Data excerpts:

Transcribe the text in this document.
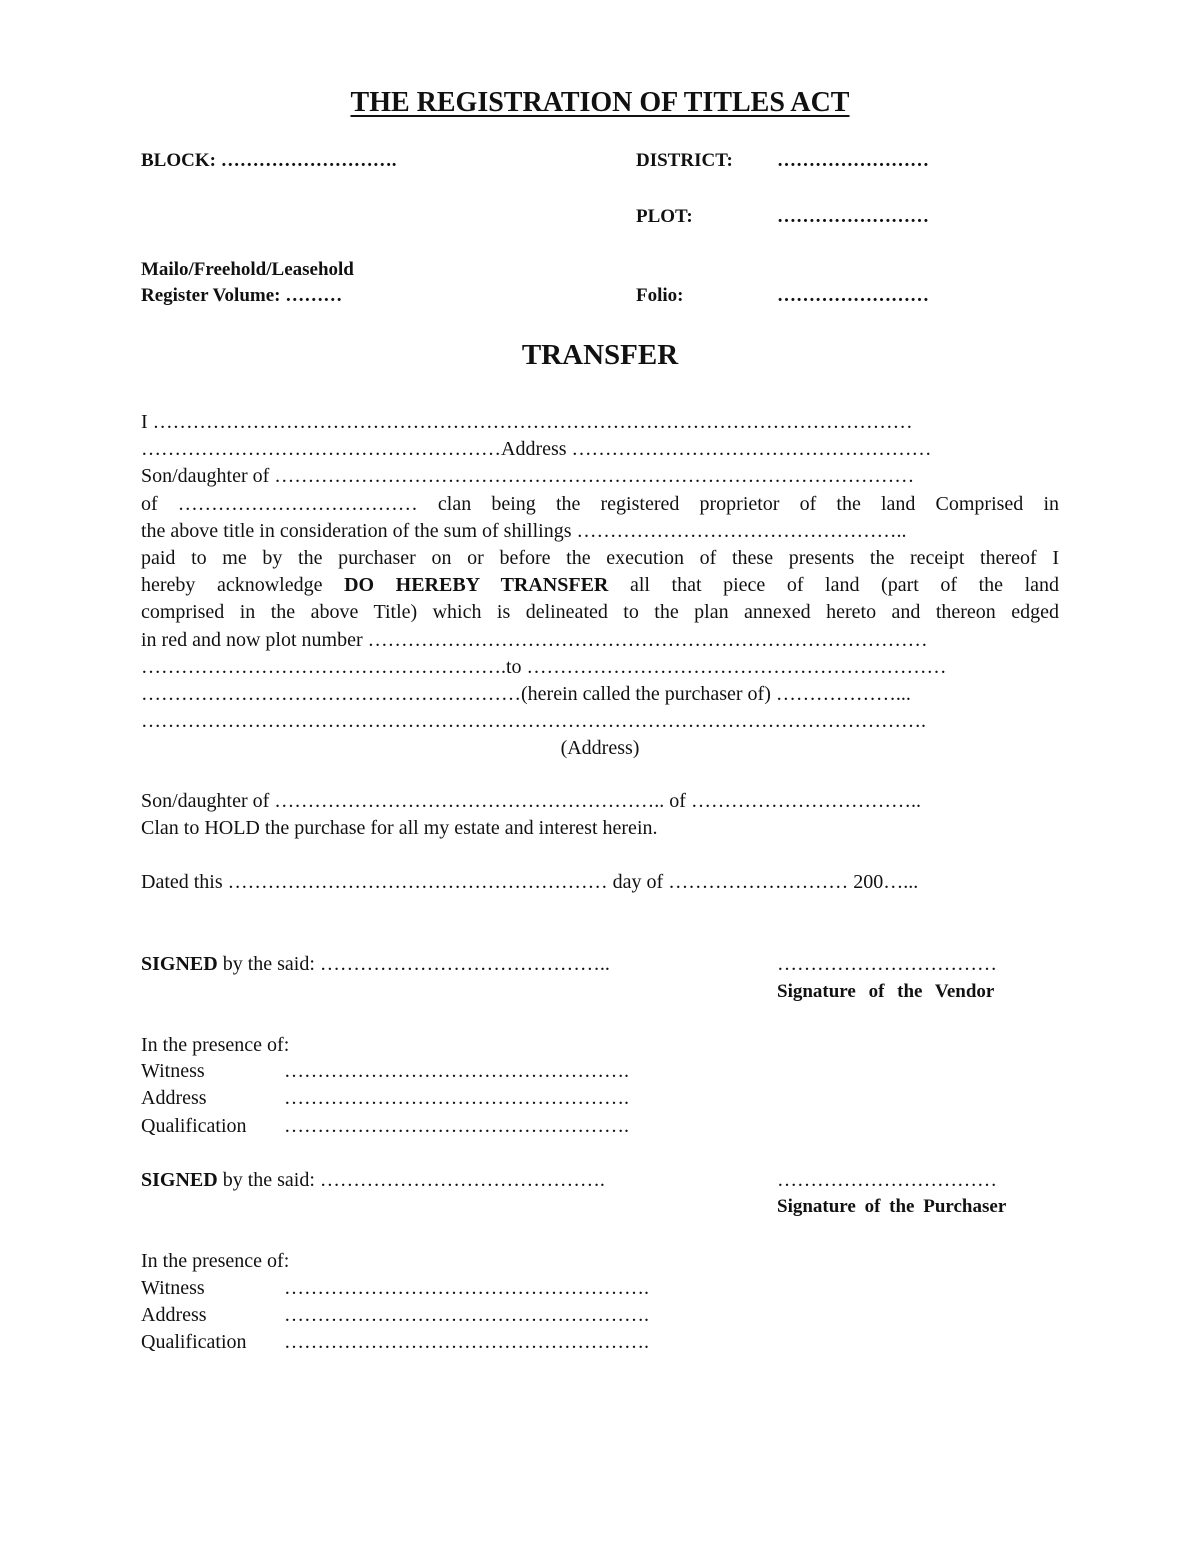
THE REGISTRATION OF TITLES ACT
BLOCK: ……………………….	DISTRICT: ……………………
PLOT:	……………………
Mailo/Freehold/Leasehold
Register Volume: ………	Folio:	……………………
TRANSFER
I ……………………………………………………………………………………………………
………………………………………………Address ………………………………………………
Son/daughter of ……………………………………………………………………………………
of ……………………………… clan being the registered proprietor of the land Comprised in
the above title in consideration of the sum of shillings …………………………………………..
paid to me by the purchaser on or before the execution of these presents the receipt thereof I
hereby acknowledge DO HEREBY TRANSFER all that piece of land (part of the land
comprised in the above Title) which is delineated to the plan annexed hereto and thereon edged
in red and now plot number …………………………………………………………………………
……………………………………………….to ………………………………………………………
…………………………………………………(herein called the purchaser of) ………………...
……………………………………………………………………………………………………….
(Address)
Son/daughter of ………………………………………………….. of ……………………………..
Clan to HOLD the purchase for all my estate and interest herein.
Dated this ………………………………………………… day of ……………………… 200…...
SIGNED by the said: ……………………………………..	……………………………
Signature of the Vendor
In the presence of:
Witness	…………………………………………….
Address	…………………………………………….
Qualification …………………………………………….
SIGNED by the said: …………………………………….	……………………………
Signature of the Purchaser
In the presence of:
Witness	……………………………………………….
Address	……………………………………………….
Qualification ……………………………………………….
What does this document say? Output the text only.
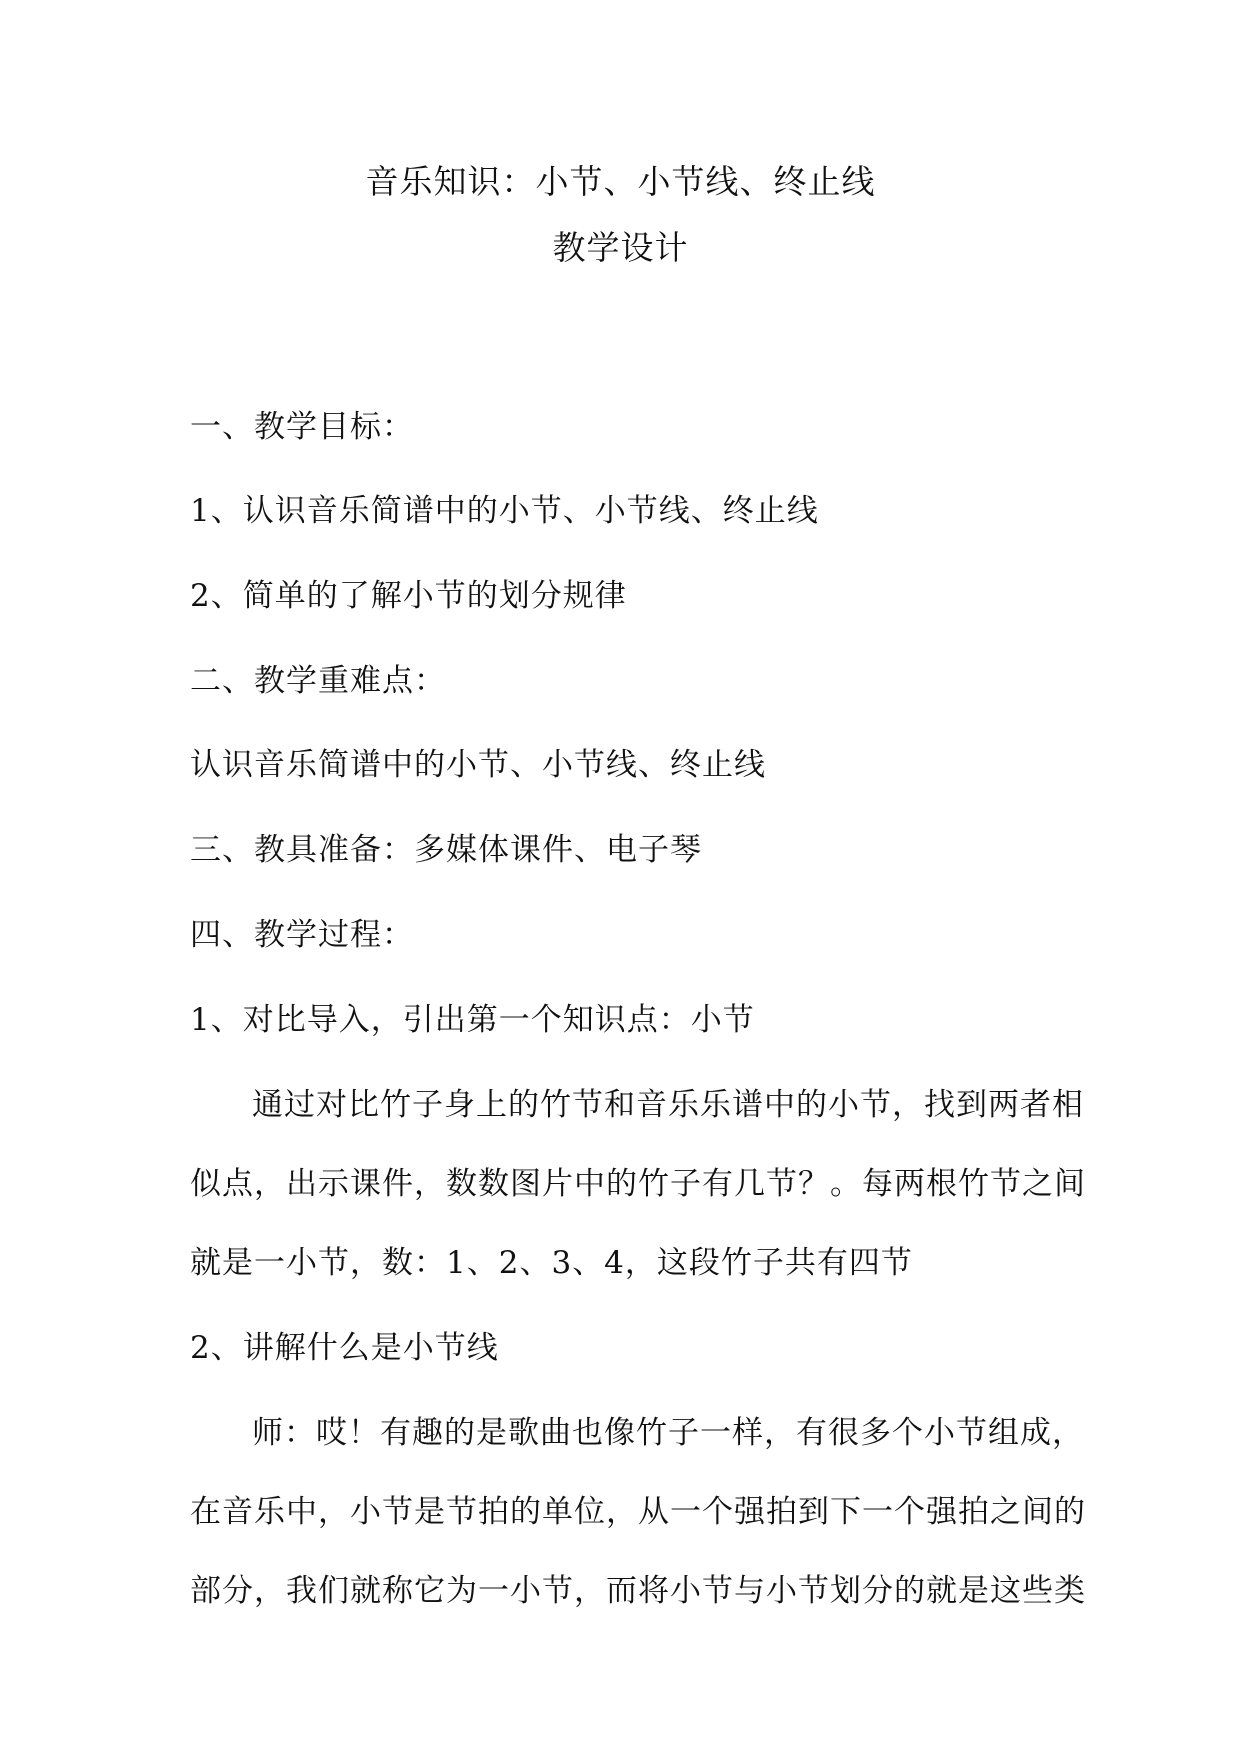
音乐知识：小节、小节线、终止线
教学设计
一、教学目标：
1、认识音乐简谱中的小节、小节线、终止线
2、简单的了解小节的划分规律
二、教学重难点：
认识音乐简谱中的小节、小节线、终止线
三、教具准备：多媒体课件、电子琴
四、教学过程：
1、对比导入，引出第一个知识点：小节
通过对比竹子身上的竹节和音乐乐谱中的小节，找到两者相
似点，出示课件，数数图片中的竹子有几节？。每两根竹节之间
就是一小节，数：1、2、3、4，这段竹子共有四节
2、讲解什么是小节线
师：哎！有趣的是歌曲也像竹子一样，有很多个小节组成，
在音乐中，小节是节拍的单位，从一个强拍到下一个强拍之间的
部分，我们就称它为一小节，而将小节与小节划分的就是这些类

▶ Problem: Transcribe all of the entries word for word, but skip any pictures they contain.

▶ Exercise output:
Transcribe the text in this document.
THE REGISTRATION OF TITLES ACT
BLOCK: ……………………….	DISTRICT: ……………………
PLOT:	……………………
Mailo/Freehold/Leasehold
Register Volume: ………	Folio:	……………………
TRANSFER
I ……………………………………………………………………………………………………
………………………………………………Address ………………………………………………
Son/daughter of ……………………………………………………………………………………
of ……………………………… clan being the registered proprietor of the land Comprised in
the above title in consideration of the sum of shillings …………………………………………..
paid to me by the purchaser on or before the execution of these presents the receipt thereof I
hereby acknowledge DO HEREBY TRANSFER all that piece of land (part of the land
comprised in the above Title) which is delineated to the plan annexed hereto and thereon edged
in red and now plot number …………………………………………………………………………
……………………………………………….to ………………………………………………………
…………………………………………………(herein called the purchaser of) ………………...
……………………………………………………………………………………………………….
(Address)
Son/daughter of ………………………………………………….. of ……………………………..
Clan to HOLD the purchase for all my estate and interest herein.
Dated this ………………………………………………… day of ……………………… 200…...
SIGNED by the said: ……………………………………..	……………………………
Signature of the Vendor
In the presence of:
Witness	…………………………………………….
Address	…………………………………………….
Qualification …………………………………………….
SIGNED by the said: …………………………………….	……………………………
Signature of the Purchaser
In the presence of:
Witness	……………………………………………….
Address	……………………………………………….
Qualification ……………………………………………….
What does this document say? Output the text only.
音乐知识：小节、小节线、终止线
教学设计
一、教学目标：
1、认识音乐简谱中的小节、小节线、终止线
2、简单的了解小节的划分规律
二、教学重难点：
认识音乐简谱中的小节、小节线、终止线
三、教具准备：多媒体课件、电子琴
四、教学过程：
1、对比导入，引出第一个知识点：小节
通过对比竹子身上的竹节和音乐乐谱中的小节，找到两者相
似点，出示课件，数数图片中的竹子有几节？。每两根竹节之间
就是一小节，数：1、2、3、4，这段竹子共有四节
2、讲解什么是小节线
师：哎！有趣的是歌曲也像竹子一样，有很多个小节组成，
在音乐中，小节是节拍的单位，从一个强拍到下一个强拍之间的
部分，我们就称它为一小节，而将小节与小节划分的就是这些类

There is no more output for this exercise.